— Start of DATA LISTING —

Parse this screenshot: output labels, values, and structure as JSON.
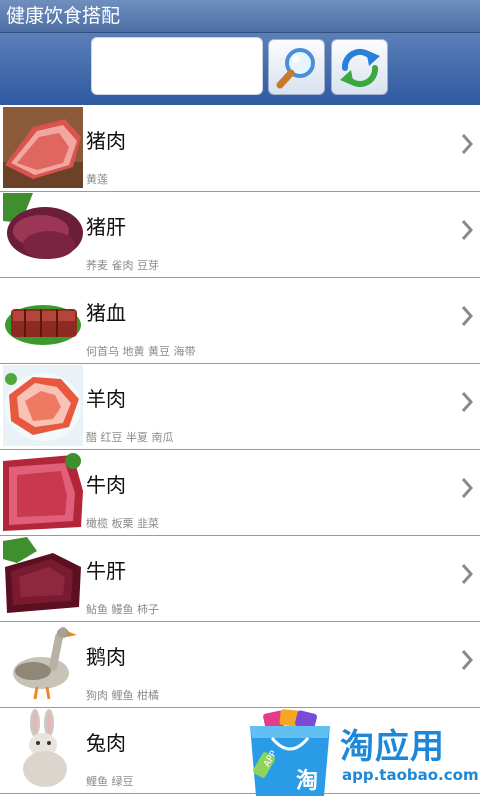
{
  "app": {
    "title": "健康饮食搭配"
  },
  "search": {
    "value": "",
    "placeholder": ""
  },
  "icons": {
    "search": "magnifier-icon",
    "refresh": "refresh-icon",
    "chevron": "chevron-right-icon"
  },
  "items": [
    {
      "name": "猪肉",
      "pairs": "黄莲"
    },
    {
      "name": "猪肝",
      "pairs": "荞麦 雀肉 豆芽"
    },
    {
      "name": "猪血",
      "pairs": "何首乌 地黄 黄豆 海带"
    },
    {
      "name": "羊肉",
      "pairs": "醋 红豆 半夏 南瓜"
    },
    {
      "name": "牛肉",
      "pairs": "橄榄 板栗 韭菜"
    },
    {
      "name": "牛肝",
      "pairs": "鲇鱼 鳗鱼 柿子"
    },
    {
      "name": "鹅肉",
      "pairs": "狗肉 鲤鱼 柑橘"
    },
    {
      "name": "兔肉",
      "pairs": "鲤鱼 绿豆"
    }
  ],
  "ad": {
    "brand": "淘应用",
    "url": "app.taobao.com",
    "badge": "APP",
    "bag_char": "淘"
  },
  "colors": {
    "header": "#4d6ea3",
    "accent": "#1e88d8"
  }
}
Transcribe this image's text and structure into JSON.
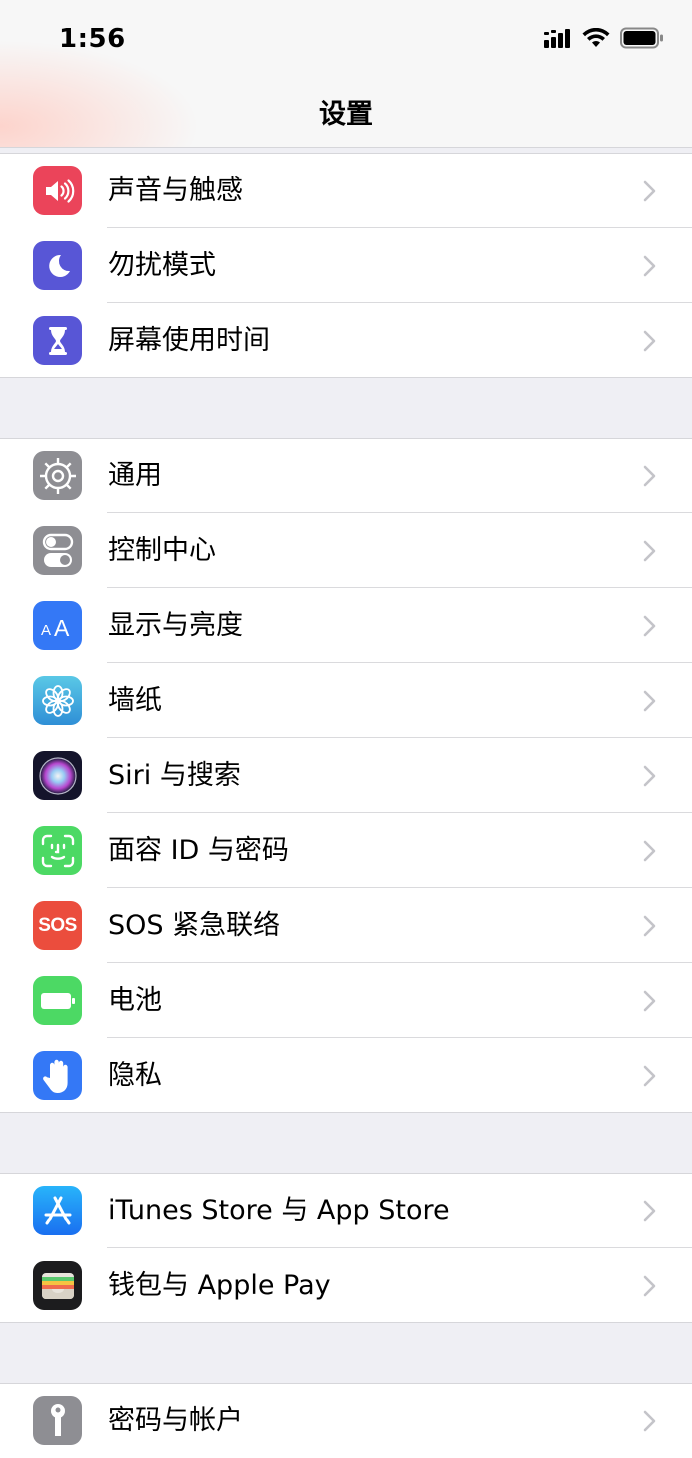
{
  "status_bar": {
    "time": "1:56"
  },
  "nav": {
    "title": "设置"
  },
  "groups": [
    {
      "items": [
        {
          "label": "声音与触感",
          "icon": "speaker-icon",
          "color": "#eb445a"
        },
        {
          "label": "勿扰模式",
          "icon": "moon-icon",
          "color": "#5856d6"
        },
        {
          "label": "屏幕使用时间",
          "icon": "hourglass-icon",
          "color": "#5856d6"
        }
      ]
    },
    {
      "items": [
        {
          "label": "通用",
          "icon": "gear-icon",
          "color": "#8e8e93"
        },
        {
          "label": "控制中心",
          "icon": "toggles-icon",
          "color": "#8e8e93"
        },
        {
          "label": "显示与亮度",
          "icon": "text-size-icon",
          "color": "#3478f6"
        },
        {
          "label": "墙纸",
          "icon": "flower-icon",
          "color": "#37aadc"
        },
        {
          "label": "Siri 与搜索",
          "icon": "siri-icon",
          "color": "#1c1c3a"
        },
        {
          "label": "面容 ID 与密码",
          "icon": "face-id-icon",
          "color": "#4cd964"
        },
        {
          "label": "SOS 紧急联络",
          "icon": "sos-icon",
          "color": "#eb4d3d",
          "icon_text": "SOS"
        },
        {
          "label": "电池",
          "icon": "battery-icon",
          "color": "#4cd964"
        },
        {
          "label": "隐私",
          "icon": "hand-icon",
          "color": "#3478f6"
        }
      ]
    },
    {
      "items": [
        {
          "label": "iTunes Store 与 App Store",
          "icon": "app-store-icon",
          "color": "#1a8cf0"
        },
        {
          "label": "钱包与 Apple Pay",
          "icon": "wallet-icon",
          "color": "#1c1c1e"
        }
      ]
    },
    {
      "items": [
        {
          "label": "密码与帐户",
          "icon": "key-icon",
          "color": "#8e8e93"
        }
      ]
    }
  ]
}
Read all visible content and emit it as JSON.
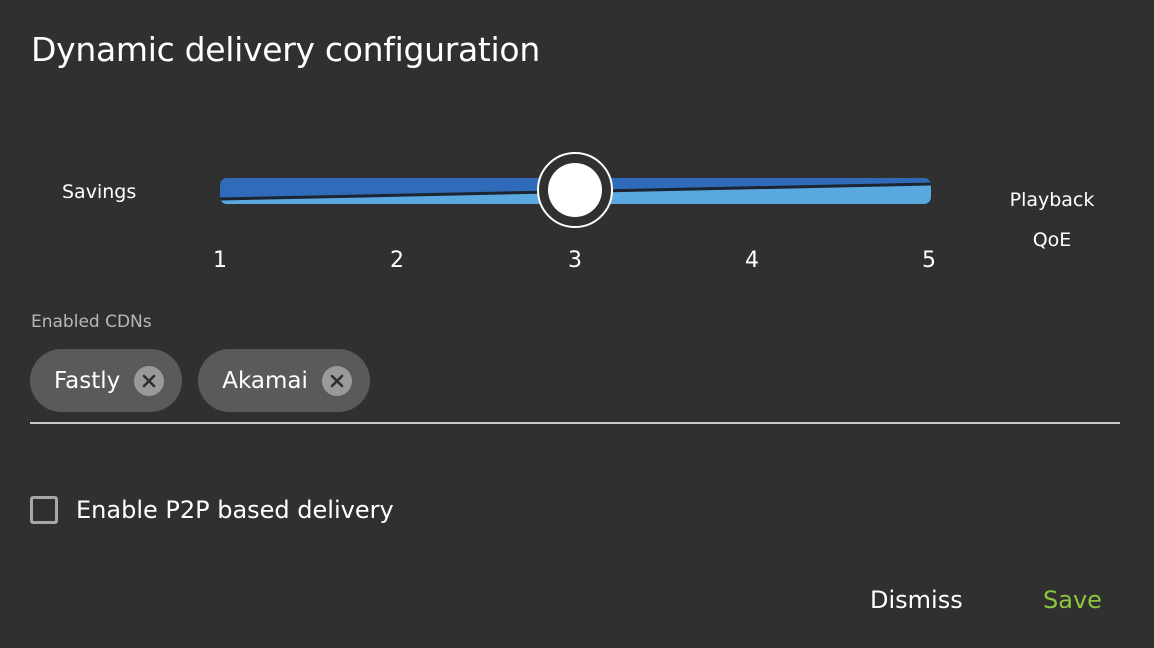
{
  "dialog": {
    "title": "Dynamic delivery configuration"
  },
  "slider": {
    "left_label": "Savings",
    "right_label_line1": "Playback",
    "right_label_line2": "QoE",
    "ticks": [
      "1",
      "2",
      "3",
      "4",
      "5"
    ],
    "value": 3,
    "min": 1,
    "max": 5,
    "track_color_top": "#2f6bb8",
    "track_color_bottom": "#5aa8e0"
  },
  "cdns": {
    "label": "Enabled CDNs",
    "items": [
      {
        "name": "Fastly",
        "remove_icon": "close-circle-icon"
      },
      {
        "name": "Akamai",
        "remove_icon": "close-circle-icon"
      }
    ]
  },
  "p2p": {
    "label": "Enable P2P based delivery",
    "checked": false
  },
  "actions": {
    "dismiss": "Dismiss",
    "save": "Save",
    "save_color": "#8cc63f"
  }
}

— End of DATA LISTING —

*DESCRIPTION OF THE TASK*:
Quote the data exactly, leaving every image out of the copy.

*ANSWER TO THE TASK*:
Parse this screenshot: output labels, values, and structure as JSON.
{
  "app": {
    "title": "健康饮食搭配"
  },
  "search": {
    "value": "",
    "placeholder": ""
  },
  "icons": {
    "search": "magnifier-icon",
    "refresh": "refresh-icon",
    "chevron": "chevron-right-icon"
  },
  "items": [
    {
      "name": "猪肉",
      "pairs": "黄莲"
    },
    {
      "name": "猪肝",
      "pairs": "荞麦 雀肉 豆芽"
    },
    {
      "name": "猪血",
      "pairs": "何首乌 地黄 黄豆 海带"
    },
    {
      "name": "羊肉",
      "pairs": "醋 红豆 半夏 南瓜"
    },
    {
      "name": "牛肉",
      "pairs": "橄榄 板栗 韭菜"
    },
    {
      "name": "牛肝",
      "pairs": "鲇鱼 鳗鱼 柿子"
    },
    {
      "name": "鹅肉",
      "pairs": "狗肉 鲤鱼 柑橘"
    },
    {
      "name": "兔肉",
      "pairs": "鲤鱼 绿豆"
    }
  ],
  "ad": {
    "brand": "淘应用",
    "url": "app.taobao.com",
    "badge": "APP",
    "bag_char": "淘"
  },
  "colors": {
    "header": "#4d6ea3",
    "accent": "#1e88d8"
  }
}
Transcribe this image's text and structure into JSON.
{
  "status_bar": {
    "time": "1:56"
  },
  "nav": {
    "title": "设置"
  },
  "groups": [
    {
      "items": [
        {
          "label": "声音与触感",
          "icon": "speaker-icon",
          "color": "#eb445a"
        },
        {
          "label": "勿扰模式",
          "icon": "moon-icon",
          "color": "#5856d6"
        },
        {
          "label": "屏幕使用时间",
          "icon": "hourglass-icon",
          "color": "#5856d6"
        }
      ]
    },
    {
      "items": [
        {
          "label": "通用",
          "icon": "gear-icon",
          "color": "#8e8e93"
        },
        {
          "label": "控制中心",
          "icon": "toggles-icon",
          "color": "#8e8e93"
        },
        {
          "label": "显示与亮度",
          "icon": "text-size-icon",
          "color": "#3478f6"
        },
        {
          "label": "墙纸",
          "icon": "flower-icon",
          "color": "#37aadc"
        },
        {
          "label": "Siri 与搜索",
          "icon": "siri-icon",
          "color": "#1c1c3a"
        },
        {
          "label": "面容 ID 与密码",
          "icon": "face-id-icon",
          "color": "#4cd964"
        },
        {
          "label": "SOS 紧急联络",
          "icon": "sos-icon",
          "color": "#eb4d3d",
          "icon_text": "SOS"
        },
        {
          "label": "电池",
          "icon": "battery-icon",
          "color": "#4cd964"
        },
        {
          "label": "隐私",
          "icon": "hand-icon",
          "color": "#3478f6"
        }
      ]
    },
    {
      "items": [
        {
          "label": "iTunes Store 与 App Store",
          "icon": "app-store-icon",
          "color": "#1a8cf0"
        },
        {
          "label": "钱包与 Apple Pay",
          "icon": "wallet-icon",
          "color": "#1c1c1e"
        }
      ]
    },
    {
      "items": [
        {
          "label": "密码与帐户",
          "icon": "key-icon",
          "color": "#8e8e93"
        }
      ]
    }
  ]
}
Read all visible content and emit it as JSON.
{
  "dialog": {
    "title": "Dynamic delivery configuration"
  },
  "slider": {
    "left_label": "Savings",
    "right_label_line1": "Playback",
    "right_label_line2": "QoE",
    "ticks": [
      "1",
      "2",
      "3",
      "4",
      "5"
    ],
    "value": 3,
    "min": 1,
    "max": 5,
    "track_color_top": "#2f6bb8",
    "track_color_bottom": "#5aa8e0"
  },
  "cdns": {
    "label": "Enabled CDNs",
    "items": [
      {
        "name": "Fastly",
        "remove_icon": "close-circle-icon"
      },
      {
        "name": "Akamai",
        "remove_icon": "close-circle-icon"
      }
    ]
  },
  "p2p": {
    "label": "Enable P2P based delivery",
    "checked": false
  },
  "actions": {
    "dismiss": "Dismiss",
    "save": "Save",
    "save_color": "#8cc63f"
  }
}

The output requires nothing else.